▸ **Aim**: Write out every item below line for line without any changes, leaving out the pictures.
□ □ □ □ □ □ □
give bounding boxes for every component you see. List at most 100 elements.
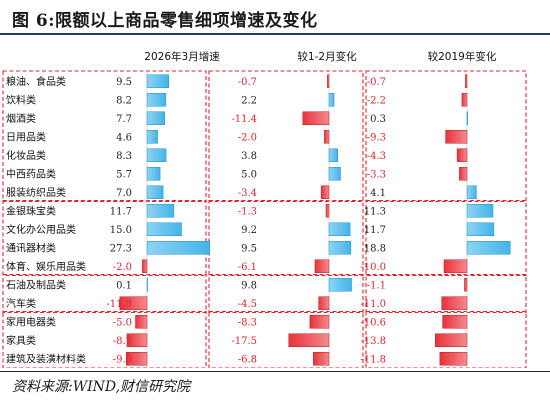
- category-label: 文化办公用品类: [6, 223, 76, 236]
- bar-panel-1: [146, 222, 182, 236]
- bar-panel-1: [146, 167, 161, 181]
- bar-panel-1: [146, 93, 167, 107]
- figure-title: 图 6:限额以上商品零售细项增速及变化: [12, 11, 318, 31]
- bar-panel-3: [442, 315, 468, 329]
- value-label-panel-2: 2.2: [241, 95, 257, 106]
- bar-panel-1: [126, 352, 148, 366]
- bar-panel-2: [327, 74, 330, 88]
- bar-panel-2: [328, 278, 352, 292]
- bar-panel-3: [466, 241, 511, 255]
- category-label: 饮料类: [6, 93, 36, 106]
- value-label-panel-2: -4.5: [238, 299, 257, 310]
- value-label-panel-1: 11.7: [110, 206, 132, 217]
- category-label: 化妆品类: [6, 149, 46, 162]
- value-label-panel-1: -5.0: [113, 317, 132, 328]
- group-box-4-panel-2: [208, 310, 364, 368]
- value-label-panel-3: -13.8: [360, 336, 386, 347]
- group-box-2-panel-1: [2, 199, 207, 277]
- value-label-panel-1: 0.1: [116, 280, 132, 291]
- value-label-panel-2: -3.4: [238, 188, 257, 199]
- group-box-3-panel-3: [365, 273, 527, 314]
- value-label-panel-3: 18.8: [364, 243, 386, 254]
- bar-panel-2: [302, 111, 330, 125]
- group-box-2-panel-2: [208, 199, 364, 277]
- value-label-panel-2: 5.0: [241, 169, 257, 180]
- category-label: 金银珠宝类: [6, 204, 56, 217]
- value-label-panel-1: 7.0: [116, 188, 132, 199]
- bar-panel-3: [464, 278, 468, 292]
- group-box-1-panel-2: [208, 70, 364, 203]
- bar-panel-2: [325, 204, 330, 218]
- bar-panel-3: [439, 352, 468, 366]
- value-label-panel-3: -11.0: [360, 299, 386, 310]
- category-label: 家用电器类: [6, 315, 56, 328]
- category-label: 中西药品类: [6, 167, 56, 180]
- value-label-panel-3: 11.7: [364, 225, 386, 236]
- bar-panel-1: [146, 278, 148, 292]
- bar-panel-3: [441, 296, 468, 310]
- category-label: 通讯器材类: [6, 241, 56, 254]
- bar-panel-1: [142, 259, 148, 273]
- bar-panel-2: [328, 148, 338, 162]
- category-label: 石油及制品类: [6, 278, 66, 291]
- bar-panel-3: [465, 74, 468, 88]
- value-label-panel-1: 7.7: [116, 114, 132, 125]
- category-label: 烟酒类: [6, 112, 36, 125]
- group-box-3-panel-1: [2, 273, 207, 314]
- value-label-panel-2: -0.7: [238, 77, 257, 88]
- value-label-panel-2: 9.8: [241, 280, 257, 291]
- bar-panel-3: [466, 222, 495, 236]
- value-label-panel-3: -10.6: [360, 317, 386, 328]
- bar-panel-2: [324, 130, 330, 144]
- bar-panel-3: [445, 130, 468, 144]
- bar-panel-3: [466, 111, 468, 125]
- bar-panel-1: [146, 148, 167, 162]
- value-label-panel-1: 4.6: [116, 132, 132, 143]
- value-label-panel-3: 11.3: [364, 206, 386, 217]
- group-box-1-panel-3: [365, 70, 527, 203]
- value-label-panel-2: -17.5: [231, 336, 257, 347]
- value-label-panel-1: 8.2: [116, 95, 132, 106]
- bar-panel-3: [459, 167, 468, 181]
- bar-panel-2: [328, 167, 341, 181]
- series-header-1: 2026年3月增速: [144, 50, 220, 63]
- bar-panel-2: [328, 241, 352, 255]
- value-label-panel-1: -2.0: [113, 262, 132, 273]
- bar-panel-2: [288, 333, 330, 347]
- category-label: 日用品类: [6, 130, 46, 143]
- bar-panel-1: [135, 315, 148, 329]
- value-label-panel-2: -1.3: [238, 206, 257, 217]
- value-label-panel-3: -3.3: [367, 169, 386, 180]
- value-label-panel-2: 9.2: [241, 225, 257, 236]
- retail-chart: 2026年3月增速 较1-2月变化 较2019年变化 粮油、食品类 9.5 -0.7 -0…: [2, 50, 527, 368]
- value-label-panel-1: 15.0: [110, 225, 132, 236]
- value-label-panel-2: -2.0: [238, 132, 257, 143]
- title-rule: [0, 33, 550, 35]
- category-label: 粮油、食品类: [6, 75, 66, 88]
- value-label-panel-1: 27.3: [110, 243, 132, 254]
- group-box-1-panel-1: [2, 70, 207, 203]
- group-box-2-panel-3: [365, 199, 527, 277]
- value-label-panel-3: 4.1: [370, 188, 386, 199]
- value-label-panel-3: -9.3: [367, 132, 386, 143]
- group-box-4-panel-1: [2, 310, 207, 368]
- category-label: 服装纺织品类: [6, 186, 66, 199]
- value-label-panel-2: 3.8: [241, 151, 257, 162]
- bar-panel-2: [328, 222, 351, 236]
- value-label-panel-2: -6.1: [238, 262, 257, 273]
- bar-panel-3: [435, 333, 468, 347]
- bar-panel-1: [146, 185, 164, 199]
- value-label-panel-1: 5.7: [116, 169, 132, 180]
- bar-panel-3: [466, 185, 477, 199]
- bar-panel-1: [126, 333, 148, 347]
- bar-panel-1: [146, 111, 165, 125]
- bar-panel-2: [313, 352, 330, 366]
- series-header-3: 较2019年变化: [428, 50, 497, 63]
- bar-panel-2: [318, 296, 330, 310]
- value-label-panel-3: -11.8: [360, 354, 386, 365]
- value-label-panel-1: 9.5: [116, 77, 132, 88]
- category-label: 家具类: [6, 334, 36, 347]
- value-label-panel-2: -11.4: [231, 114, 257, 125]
□ □ □ □ □ □ □
▸ **Exercise response**:
give bounding boxes for every component you see. List at most 100 elements.
- category-label: 文化办公用品类: [6, 223, 76, 236]
- bar-panel-1: [146, 222, 182, 236]
- bar-panel-1: [146, 167, 161, 181]
- bar-panel-1: [146, 93, 167, 107]
- figure-title: 图 6:限额以上商品零售细项增速及变化: [12, 11, 318, 31]
- bar-panel-3: [442, 315, 468, 329]
- value-label-panel-2: 2.2: [241, 95, 257, 106]
- bar-panel-1: [126, 352, 148, 366]
- bar-panel-2: [327, 74, 330, 88]
- bar-panel-2: [328, 278, 352, 292]
- bar-panel-3: [466, 241, 511, 255]
- category-label: 饮料类: [6, 93, 36, 106]
- value-label-panel-2: -4.5: [238, 299, 257, 310]
- value-label-panel-1: 11.7: [110, 206, 132, 217]
- category-label: 化妆品类: [6, 149, 46, 162]
- value-label-panel-1: -5.0: [113, 317, 132, 328]
- group-box-4-panel-2: [208, 310, 364, 368]
- value-label-panel-3: -13.8: [360, 336, 386, 347]
- group-box-2-panel-1: [2, 199, 207, 277]
- value-label-panel-1: 0.1: [116, 280, 132, 291]
- value-label-panel-2: -3.4: [238, 188, 257, 199]
- group-box-3-panel-3: [365, 273, 527, 314]
- value-label-panel-3: 18.8: [364, 243, 386, 254]
- bar-panel-2: [302, 111, 330, 125]
- group-box-2-panel-2: [208, 199, 364, 277]
- value-label-panel-2: 5.0: [241, 169, 257, 180]
- category-label: 金银珠宝类: [6, 204, 56, 217]
- value-label-panel-1: 7.0: [116, 188, 132, 199]
- bar-panel-3: [464, 278, 468, 292]
- group-box-1-panel-2: [208, 70, 364, 203]
- bar-panel-2: [325, 204, 330, 218]
- bar-panel-3: [439, 352, 468, 366]
- value-label-panel-3: -11.0: [360, 299, 386, 310]
- category-label: 家用电器类: [6, 315, 56, 328]
- category-label: 中西药品类: [6, 167, 56, 180]
- value-label-panel-3: 11.7: [364, 225, 386, 236]
- bar-panel-1: [146, 278, 148, 292]
- bar-panel-3: [441, 296, 468, 310]
- category-label: 通讯器材类: [6, 241, 56, 254]
- bar-panel-1: [142, 259, 148, 273]
- bar-panel-2: [328, 148, 338, 162]
- category-label: 石油及制品类: [6, 278, 66, 291]
- bar-panel-3: [465, 74, 468, 88]
- value-label-panel-1: 7.7: [116, 114, 132, 125]
- category-label: 烟酒类: [6, 112, 36, 125]
- group-box-3-panel-1: [2, 273, 207, 314]
- value-label-panel-2: -0.7: [238, 77, 257, 88]
- value-label-panel-2: 9.8: [241, 280, 257, 291]
- bar-panel-3: [466, 222, 495, 236]
- value-label-panel-3: -10.6: [360, 317, 386, 328]
- bar-panel-2: [324, 130, 330, 144]
- bar-panel-3: [445, 130, 468, 144]
- bar-panel-3: [466, 111, 468, 125]
- bar-panel-1: [146, 148, 167, 162]
- value-label-panel-1: 4.6: [116, 132, 132, 143]
- value-label-panel-3: 11.3: [364, 206, 386, 217]
- group-box-1-panel-3: [365, 70, 527, 203]
- value-label-panel-2: -17.5: [231, 336, 257, 347]
- value-label-panel-1: 8.2: [116, 95, 132, 106]
- bar-panel-3: [459, 167, 468, 181]
- bar-panel-2: [328, 167, 341, 181]
- series-header-1: 2026年3月增速: [144, 50, 220, 63]
- bar-panel-2: [328, 241, 352, 255]
- value-label-panel-1: -2.0: [113, 262, 132, 273]
- bar-panel-2: [288, 333, 330, 347]
- category-label: 日用品类: [6, 130, 46, 143]
- bar-panel-1: [135, 315, 148, 329]
- value-label-panel-2: -1.3: [238, 206, 257, 217]
- value-label-panel-3: -3.3: [367, 169, 386, 180]
- value-label-panel-2: 9.2: [241, 225, 257, 236]
- retail-chart: 2026年3月增速 较1-2月变化 较2019年变化 粮油、食品类 9.5 -0.7 -0…: [2, 50, 527, 368]
- value-label-panel-1: 15.0: [110, 225, 132, 236]
- value-label-panel-2: -2.0: [238, 132, 257, 143]
- title-rule: [0, 33, 550, 35]
- category-label: 粮油、食品类: [6, 75, 66, 88]
- value-label-panel-1: 27.3: [110, 243, 132, 254]
- group-box-1-panel-1: [2, 70, 207, 203]
- group-box-2-panel-3: [365, 199, 527, 277]
- value-label-panel-3: 4.1: [370, 188, 386, 199]
- value-label-panel-3: -9.3: [367, 132, 386, 143]
- group-box-4-panel-1: [2, 310, 207, 368]
- category-label: 服装纺织品类: [6, 186, 66, 199]
- value-label-panel-2: 3.8: [241, 151, 257, 162]
- bar-panel-2: [328, 222, 351, 236]
- value-label-panel-2: -6.1: [238, 262, 257, 273]
- bar-panel-3: [435, 333, 468, 347]
- bar-panel-1: [146, 185, 164, 199]
- value-label-panel-1: 5.7: [116, 169, 132, 180]
- bar-panel-3: [466, 185, 477, 199]
- bar-panel-1: [126, 333, 148, 347]
- bar-panel-1: [146, 111, 165, 125]
- bar-panel-2: [313, 352, 330, 366]
- series-header-3: 较2019年变化: [428, 50, 497, 63]
- bar-panel-2: [318, 296, 330, 310]
- value-label-panel-3: -11.8: [360, 354, 386, 365]
- value-label-panel-1: 9.5: [116, 77, 132, 88]
- category-label: 家具类: [6, 334, 36, 347]
- value-label-panel-2: -11.4: [231, 114, 257, 125]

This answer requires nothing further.